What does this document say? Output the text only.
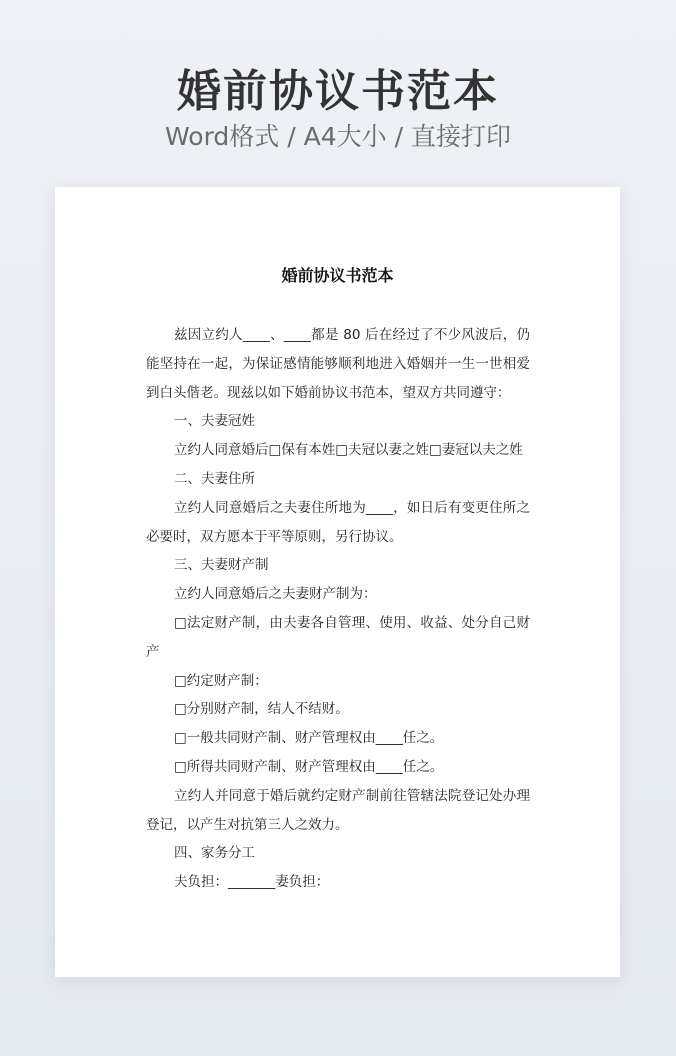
婚前协议书范本
Word格式 / A4大小 / 直接打印
婚前协议书范本

兹因立约人____、____都是 80 后在经过了不少风波后，仍能坚持在一起，为保证感情能够顺利地进入婚姻并一生一世相爱到白头偕老。现兹以如下婚前协议书范本，望双方共同遵守：

一、夫妻冠姓

立约人同意婚后□保有本姓□夫冠以妻之姓□妻冠以夫之姓

二、夫妻住所

立约人同意婚后之夫妻住所地为____，如日后有变更住所之必要时，双方愿本于平等原则，另行协议。

三、夫妻财产制

立约人同意婚后之夫妻财产制为：

□法定财产制，由夫妻各自管理、使用、收益、处分自己财产

□约定财产制：

□分别财产制，结人不结财。

□一般共同财产制、财产管理权由____任之。

□所得共同财产制、财产管理权由____任之。

立约人并同意于婚后就约定财产制前往管辖法院登记处办理登记，以产生对抗第三人之效力。

四、家务分工

夫负担：_______妻负担：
---+---
EXERCISE DETAILS
Every entry must be reproduced exactly, with the images left out.

OUTPUT OF THE TASK
What does this document say? Output the text only.
婚前协议书范本
Word格式 / A4大小 / 直接打印
婚前协议书范本

兹因立约人____、____都是 80 后在经过了不少风波后，仍能坚持在一起，为保证感情能够顺利地进入婚姻并一生一世相爱到白头偕老。现兹以如下婚前协议书范本，望双方共同遵守：

一、夫妻冠姓

立约人同意婚后□保有本姓□夫冠以妻之姓□妻冠以夫之姓

二、夫妻住所

立约人同意婚后之夫妻住所地为____，如日后有变更住所之必要时，双方愿本于平等原则，另行协议。

三、夫妻财产制

立约人同意婚后之夫妻财产制为：

□法定财产制，由夫妻各自管理、使用、收益、处分自己财产

□约定财产制：

□分别财产制，结人不结财。

□一般共同财产制、财产管理权由____任之。

□所得共同财产制、财产管理权由____任之。

立约人并同意于婚后就约定财产制前往管辖法院登记处办理登记，以产生对抗第三人之效力。

四、家务分工

夫负担：_______妻负担：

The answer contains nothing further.